Begin Extracted data

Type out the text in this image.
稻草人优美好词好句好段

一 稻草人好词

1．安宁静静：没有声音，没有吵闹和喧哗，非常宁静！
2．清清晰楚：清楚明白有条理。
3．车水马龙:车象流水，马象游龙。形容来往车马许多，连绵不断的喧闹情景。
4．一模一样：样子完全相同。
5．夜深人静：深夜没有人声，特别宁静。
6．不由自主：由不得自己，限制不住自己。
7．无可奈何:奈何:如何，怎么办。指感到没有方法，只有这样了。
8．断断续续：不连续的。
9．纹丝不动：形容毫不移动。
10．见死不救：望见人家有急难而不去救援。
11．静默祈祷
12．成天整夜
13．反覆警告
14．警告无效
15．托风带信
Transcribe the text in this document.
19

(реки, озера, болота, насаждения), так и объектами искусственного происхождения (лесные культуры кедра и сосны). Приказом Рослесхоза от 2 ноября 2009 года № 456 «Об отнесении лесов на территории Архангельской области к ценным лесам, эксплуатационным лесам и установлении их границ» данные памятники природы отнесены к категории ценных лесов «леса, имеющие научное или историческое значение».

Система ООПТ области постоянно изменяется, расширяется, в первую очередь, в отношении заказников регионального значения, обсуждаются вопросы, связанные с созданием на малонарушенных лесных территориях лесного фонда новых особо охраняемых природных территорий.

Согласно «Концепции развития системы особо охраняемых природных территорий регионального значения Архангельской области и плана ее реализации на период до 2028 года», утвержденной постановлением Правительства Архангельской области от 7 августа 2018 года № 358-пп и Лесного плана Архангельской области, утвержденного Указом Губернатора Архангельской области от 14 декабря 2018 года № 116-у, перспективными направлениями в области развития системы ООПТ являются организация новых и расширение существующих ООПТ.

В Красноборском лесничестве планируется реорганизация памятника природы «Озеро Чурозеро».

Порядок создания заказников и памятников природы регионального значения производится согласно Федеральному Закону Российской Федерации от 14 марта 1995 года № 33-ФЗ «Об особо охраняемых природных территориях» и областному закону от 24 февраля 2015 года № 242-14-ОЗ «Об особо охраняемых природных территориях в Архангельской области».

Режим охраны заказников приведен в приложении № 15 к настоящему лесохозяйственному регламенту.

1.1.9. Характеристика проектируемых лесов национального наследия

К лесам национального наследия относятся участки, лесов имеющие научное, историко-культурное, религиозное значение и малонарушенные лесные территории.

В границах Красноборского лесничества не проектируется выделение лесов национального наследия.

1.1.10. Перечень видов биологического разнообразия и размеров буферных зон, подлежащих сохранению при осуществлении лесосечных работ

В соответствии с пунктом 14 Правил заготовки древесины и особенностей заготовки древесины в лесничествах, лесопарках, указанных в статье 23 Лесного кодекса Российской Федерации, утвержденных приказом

End Extracted data
Begin Extracted data

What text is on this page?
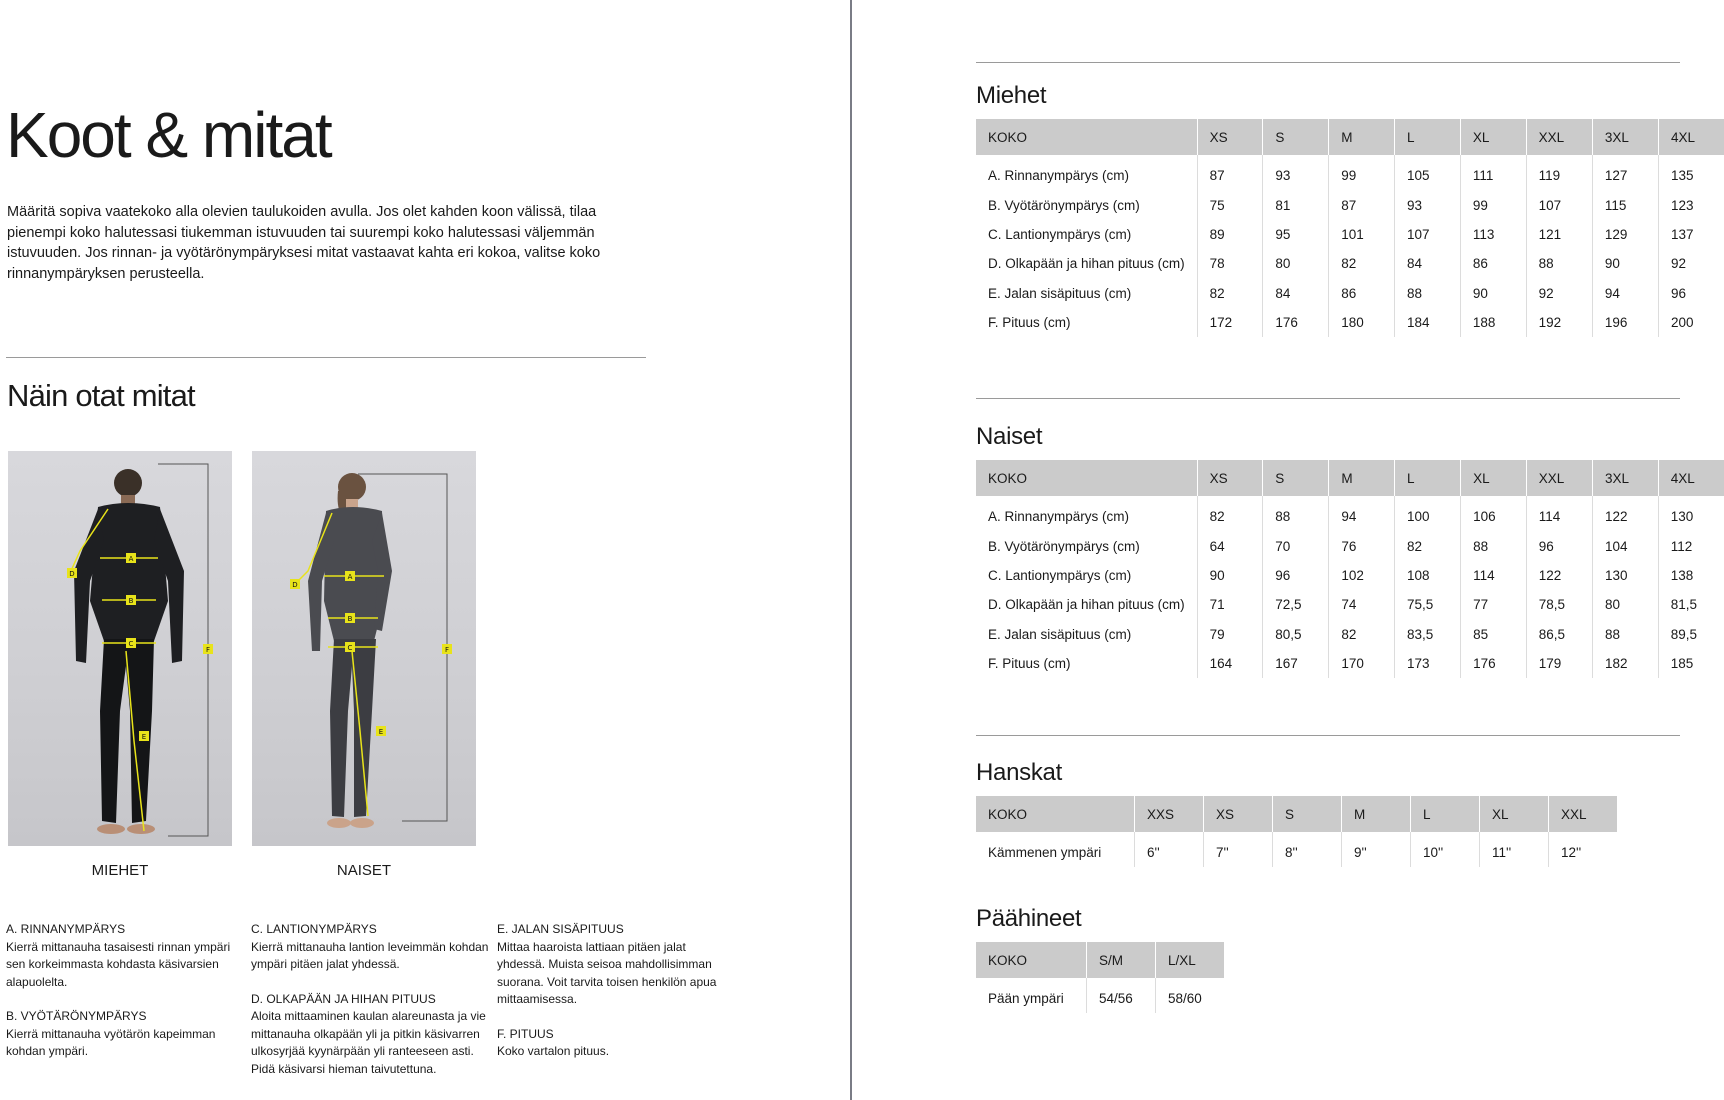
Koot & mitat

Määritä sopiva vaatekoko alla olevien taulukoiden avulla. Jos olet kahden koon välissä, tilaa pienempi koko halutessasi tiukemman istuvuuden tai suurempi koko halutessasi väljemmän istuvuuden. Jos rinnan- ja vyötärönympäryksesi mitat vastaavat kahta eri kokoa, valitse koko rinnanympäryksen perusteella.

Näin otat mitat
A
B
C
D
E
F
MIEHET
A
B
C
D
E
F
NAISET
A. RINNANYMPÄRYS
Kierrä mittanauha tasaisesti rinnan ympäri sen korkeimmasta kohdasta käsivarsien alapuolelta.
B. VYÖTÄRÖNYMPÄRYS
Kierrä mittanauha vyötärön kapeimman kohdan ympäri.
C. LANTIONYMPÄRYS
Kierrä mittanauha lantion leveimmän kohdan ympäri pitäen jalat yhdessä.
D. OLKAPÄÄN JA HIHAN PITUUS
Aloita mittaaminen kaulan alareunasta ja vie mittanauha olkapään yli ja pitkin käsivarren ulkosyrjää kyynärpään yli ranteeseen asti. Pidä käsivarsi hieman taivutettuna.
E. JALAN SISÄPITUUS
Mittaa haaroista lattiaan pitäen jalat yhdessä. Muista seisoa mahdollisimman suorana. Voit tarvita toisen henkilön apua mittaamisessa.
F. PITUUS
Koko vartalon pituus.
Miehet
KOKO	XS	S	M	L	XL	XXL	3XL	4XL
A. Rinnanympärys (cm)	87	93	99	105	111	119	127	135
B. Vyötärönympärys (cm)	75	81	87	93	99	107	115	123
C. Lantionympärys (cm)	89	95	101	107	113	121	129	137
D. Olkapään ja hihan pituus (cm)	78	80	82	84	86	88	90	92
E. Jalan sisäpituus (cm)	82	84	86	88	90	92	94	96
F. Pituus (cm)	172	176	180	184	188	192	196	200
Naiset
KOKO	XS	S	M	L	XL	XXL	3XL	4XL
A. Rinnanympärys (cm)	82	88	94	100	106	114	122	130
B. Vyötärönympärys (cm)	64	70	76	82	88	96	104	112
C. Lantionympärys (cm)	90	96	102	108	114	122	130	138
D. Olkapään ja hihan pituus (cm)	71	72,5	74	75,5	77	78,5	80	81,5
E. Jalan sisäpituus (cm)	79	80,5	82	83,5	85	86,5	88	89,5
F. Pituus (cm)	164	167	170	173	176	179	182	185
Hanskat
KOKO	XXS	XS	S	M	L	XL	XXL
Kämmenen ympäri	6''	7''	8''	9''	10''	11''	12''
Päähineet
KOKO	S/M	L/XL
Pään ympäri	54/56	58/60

End Extracted data

Isolate the lines that hold the word "новых" and copy all of them.

Система ООПТ области постоянно изменяется, расширяется, в первую очередь, в отношении заказников регионального значения, обсуждаются вопросы, связанные с созданием на малонарушенных лесных территориях лесного фонда новых особо охраняемых природных территорий.
Согласно «Концепции развития системы особо охраняемых природных территорий регионального значения Архангельской области и плана ее реализации на период до 2028 года», утвержденной постановлением Правительства Архангельской области от 7 августа 2018 года № 358-пп и Лесного плана Архангельской области, утвержденного Указом Губернатора Архангельской области от 14 декабря 2018 года № 116-у, перспективными направлениями в области развития системы ООПТ являются организация новых и расширение существующих ООПТ.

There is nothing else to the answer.